• **What is expected**: Give back the full listing, character for character, with no pictures.

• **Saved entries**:
-- START --

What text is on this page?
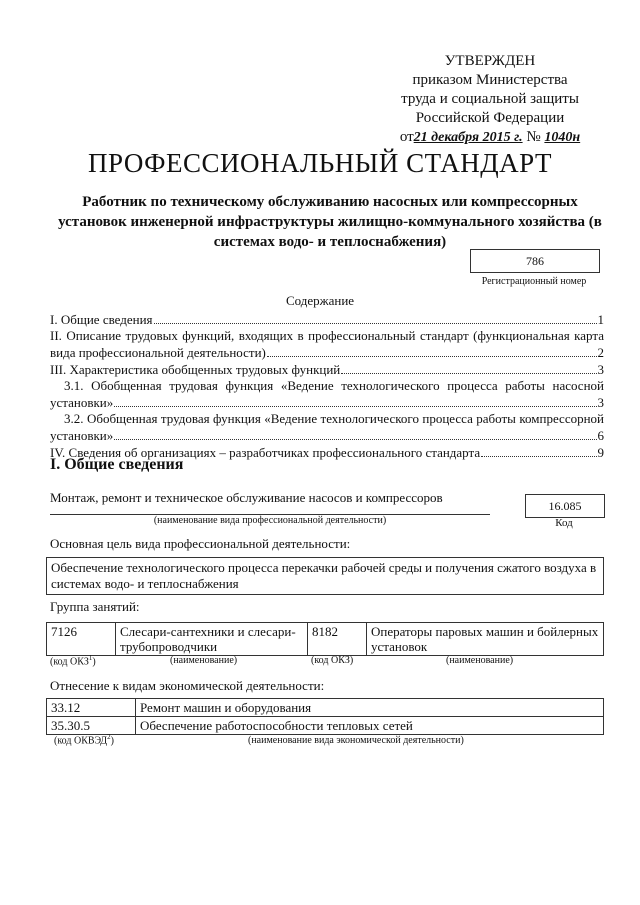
УТВЕРЖДЕН
приказом Министерства
труда и социальной защиты
Российской Федерации
от21 декабря 2015 г. № 1040н
ПРОФЕССИОНАЛЬНЫЙ СТАНДАРТ
Работник по техническому обслуживанию насосных или компрессорных установок инженерной инфраструктуры жилищно-коммунального хозяйства (в системах водо- и теплоснабжения)
786
Регистрационный номер
Содержание
I. Общие сведения	1
II. Описание трудовых функций, входящих в профессиональный стандарт (функциональная карта
вида профессиональной деятельности)	2
III. Характеристика обобщенных трудовых функций	3
3.1. Обобщенная трудовая функция «Ведение технологического процесса работы насосной
установки»	3
3.2. Обобщенная трудовая функция «Ведение технологического процесса работы компрессорной
установки»	6
IV. Сведения об организациях – разработчиках профессионального стандарта	9
I. Общие сведения
Монтаж, ремонт и техническое обслуживание насосов и компрессоров
(наименование вида профессиональной деятельности)
16.085
Код
Основная цель вида профессиональной деятельности:
Обеспечение технологического процесса перекачки рабочей среды и получения сжатого воздуха в системах водо- и теплоснабжения
Группа занятий:
7126	Слесари-сантехники и слесари-трубопроводчики	8182	Операторы паровых машин и бойлерных установок
(код ОКЗ$^1$)	(наименование)	(код ОКЗ)	(наименование)
Отнесение к видам экономической деятельности:
33.12	Ремонт машин и оборудования
35.30.5	Обеспечение работоспособности тепловых сетей
(код ОКВЭД$^2$)	(наименование вида экономической деятельности)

-- END --

• **Reply to the task**:
What text is on this page?
УТВЕРЖДЕН
приказом Министерства
труда и социальной защиты
Российской Федерации
от21 декабря 2015 г. № 1040н
ПРОФЕССИОНАЛЬНЫЙ СТАНДАРТ
Работник по техническому обслуживанию насосных или компрессорных установок инженерной инфраструктуры жилищно-коммунального хозяйства (в системах водо- и теплоснабжения)
786
Регистрационный номер
Содержание
I. Общие сведения	1
II. Описание трудовых функций, входящих в профессиональный стандарт (функциональная карта
вида профессиональной деятельности)	2
III. Характеристика обобщенных трудовых функций	3
3.1. Обобщенная трудовая функция «Ведение технологического процесса работы насосной
установки»	3
3.2. Обобщенная трудовая функция «Ведение технологического процесса работы компрессорной
установки»	6
IV. Сведения об организациях – разработчиках профессионального стандарта	9
I. Общие сведения
Монтаж, ремонт и техническое обслуживание насосов и компрессоров
(наименование вида профессиональной деятельности)
16.085
Код
Основная цель вида профессиональной деятельности:
Обеспечение технологического процесса перекачки рабочей среды и получения сжатого воздуха в системах водо- и теплоснабжения
Группа занятий:
7126	Слесари-сантехники и слесари-трубопроводчики	8182	Операторы паровых машин и бойлерных установок
(код ОКЗ$^1$)	(наименование)	(код ОКЗ)	(наименование)
Отнесение к видам экономической деятельности:
33.12	Ремонт машин и оборудования
35.30.5	Обеспечение работоспособности тепловых сетей
(код ОКВЭД$^2$)	(наименование вида экономической деятельности)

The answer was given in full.